## Set problem:
Below is a listing; reproduce each line of it exactly.
--------
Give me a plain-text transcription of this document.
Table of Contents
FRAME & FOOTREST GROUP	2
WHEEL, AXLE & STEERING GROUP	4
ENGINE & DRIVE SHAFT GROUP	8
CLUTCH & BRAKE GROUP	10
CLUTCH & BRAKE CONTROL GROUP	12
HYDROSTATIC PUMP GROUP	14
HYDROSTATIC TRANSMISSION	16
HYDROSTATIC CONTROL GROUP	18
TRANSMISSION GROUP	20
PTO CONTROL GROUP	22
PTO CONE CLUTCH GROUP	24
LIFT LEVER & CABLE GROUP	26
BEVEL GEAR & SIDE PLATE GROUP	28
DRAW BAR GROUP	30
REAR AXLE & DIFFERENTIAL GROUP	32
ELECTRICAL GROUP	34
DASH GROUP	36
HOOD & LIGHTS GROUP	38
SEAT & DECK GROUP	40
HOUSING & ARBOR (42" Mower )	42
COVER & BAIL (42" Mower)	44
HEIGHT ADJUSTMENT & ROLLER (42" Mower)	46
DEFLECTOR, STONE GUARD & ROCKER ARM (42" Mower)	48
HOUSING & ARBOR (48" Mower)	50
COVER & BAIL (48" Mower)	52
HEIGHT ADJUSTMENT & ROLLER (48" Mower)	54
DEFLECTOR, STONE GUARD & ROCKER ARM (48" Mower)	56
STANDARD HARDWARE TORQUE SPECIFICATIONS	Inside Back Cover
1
--------
## Task solution:
Give me a plain-text transcription of this document.
Table of Contents
FRAME & FOOTREST GROUP	2
WHEEL, AXLE & STEERING GROUP	4
ENGINE & DRIVE SHAFT GROUP	8
CLUTCH & BRAKE GROUP	10
CLUTCH & BRAKE CONTROL GROUP	12
HYDROSTATIC PUMP GROUP	14
HYDROSTATIC TRANSMISSION	16
HYDROSTATIC CONTROL GROUP	18
TRANSMISSION GROUP	20
PTO CONTROL GROUP	22
PTO CONE CLUTCH GROUP	24
LIFT LEVER & CABLE GROUP	26
BEVEL GEAR & SIDE PLATE GROUP	28
DRAW BAR GROUP	30
REAR AXLE & DIFFERENTIAL GROUP	32
ELECTRICAL GROUP	34
DASH GROUP	36
HOOD & LIGHTS GROUP	38
SEAT & DECK GROUP	40
HOUSING & ARBOR (42" Mower )	42
COVER & BAIL (42" Mower)	44
HEIGHT ADJUSTMENT & ROLLER (42" Mower)	46
DEFLECTOR, STONE GUARD & ROCKER ARM (42" Mower)	48
HOUSING & ARBOR (48" Mower)	50
COVER & BAIL (48" Mower)	52
HEIGHT ADJUSTMENT & ROLLER (48" Mower)	54
DEFLECTOR, STONE GUARD & ROCKER ARM (48" Mower)	56
STANDARD HARDWARE TORQUE SPECIFICATIONS	Inside Back Cover
1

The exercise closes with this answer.